(Collection entries)

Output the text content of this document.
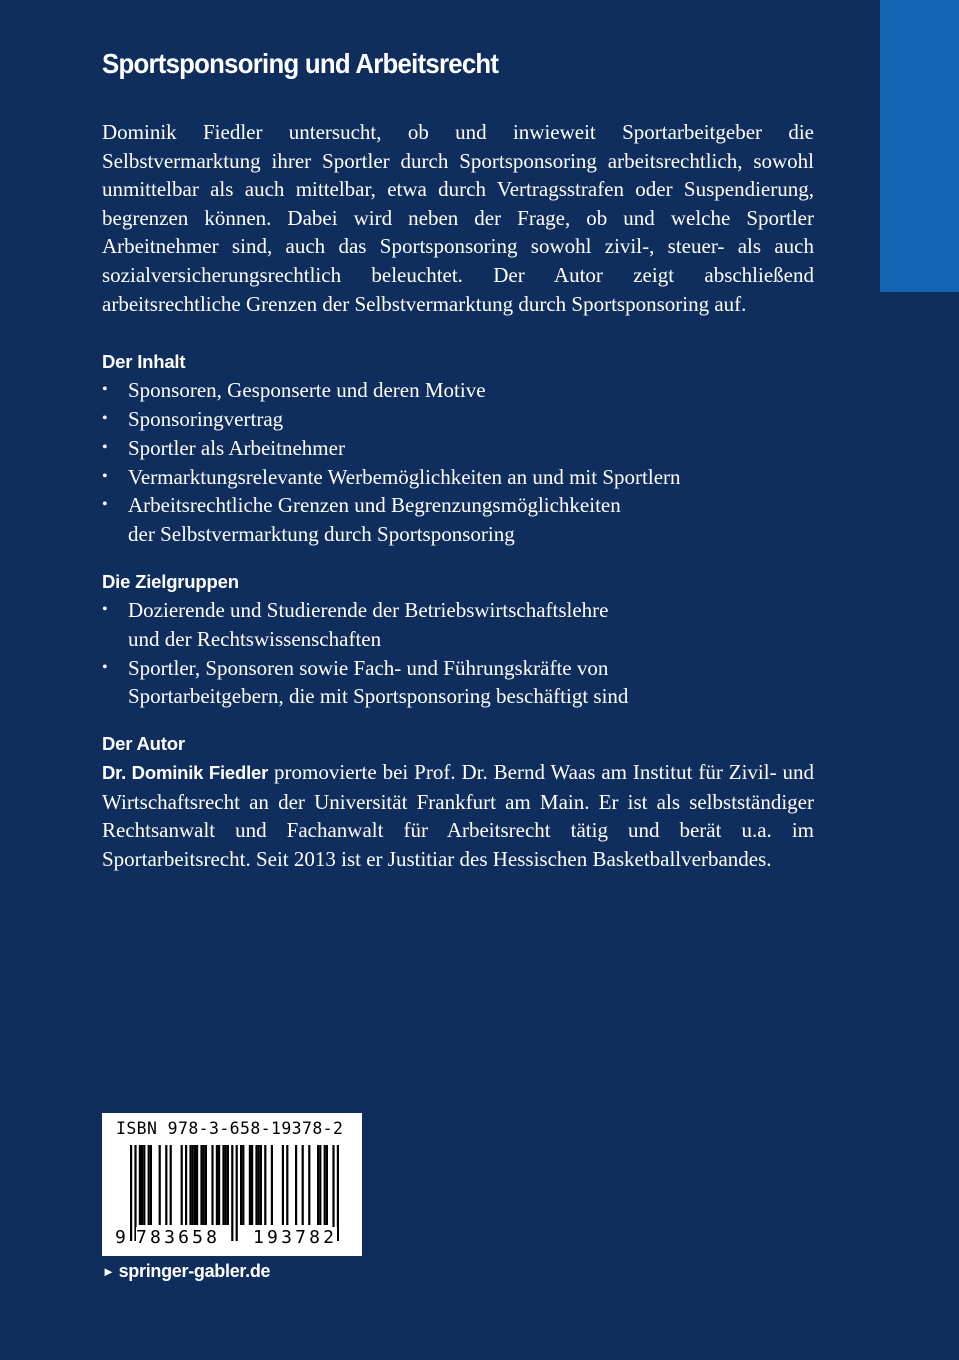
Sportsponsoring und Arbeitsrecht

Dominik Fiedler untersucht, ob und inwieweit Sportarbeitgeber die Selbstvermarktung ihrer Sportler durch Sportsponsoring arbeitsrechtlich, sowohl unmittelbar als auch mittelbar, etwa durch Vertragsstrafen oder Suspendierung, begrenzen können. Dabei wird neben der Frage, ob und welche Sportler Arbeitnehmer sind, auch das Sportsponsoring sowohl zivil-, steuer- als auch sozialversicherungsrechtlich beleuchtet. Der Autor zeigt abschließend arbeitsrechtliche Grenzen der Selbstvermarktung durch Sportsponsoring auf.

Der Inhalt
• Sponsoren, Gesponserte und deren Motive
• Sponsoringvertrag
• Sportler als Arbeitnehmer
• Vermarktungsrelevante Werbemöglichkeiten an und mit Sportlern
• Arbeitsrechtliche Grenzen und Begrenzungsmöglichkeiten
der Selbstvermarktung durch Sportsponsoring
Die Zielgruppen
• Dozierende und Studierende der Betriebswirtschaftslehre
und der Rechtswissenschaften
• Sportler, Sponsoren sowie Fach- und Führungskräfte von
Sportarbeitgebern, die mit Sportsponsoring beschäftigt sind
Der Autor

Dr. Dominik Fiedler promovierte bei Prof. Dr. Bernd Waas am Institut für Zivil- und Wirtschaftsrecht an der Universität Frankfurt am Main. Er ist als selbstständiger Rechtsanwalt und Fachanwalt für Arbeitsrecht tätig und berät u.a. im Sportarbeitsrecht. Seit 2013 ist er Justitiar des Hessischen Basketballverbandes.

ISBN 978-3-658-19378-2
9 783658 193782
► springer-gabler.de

Exercise prompt :: Find and copy every line in the entries above where the string "Arbeitnehmer" occurs.

Output below ::
Dominik Fiedler untersucht, ob und inwieweit Sportarbeitgeber die Selbstvermarktung ihrer Sportler durch Sportsponsoring arbeitsrechtlich, sowohl unmittelbar als auch mittelbar, etwa durch Vertragsstrafen oder Suspendierung, begrenzen können. Dabei wird neben der Frage, ob und welche Sportler Arbeitnehmer sind, auch das Sportsponsoring sowohl zivil-, steuer- als auch sozialversicherungsrechtlich beleuchtet. Der Autor zeigt abschließend arbeitsrechtliche Grenzen der Selbstvermarktung durch Sportsponsoring auf.
• Sportler als Arbeitnehmer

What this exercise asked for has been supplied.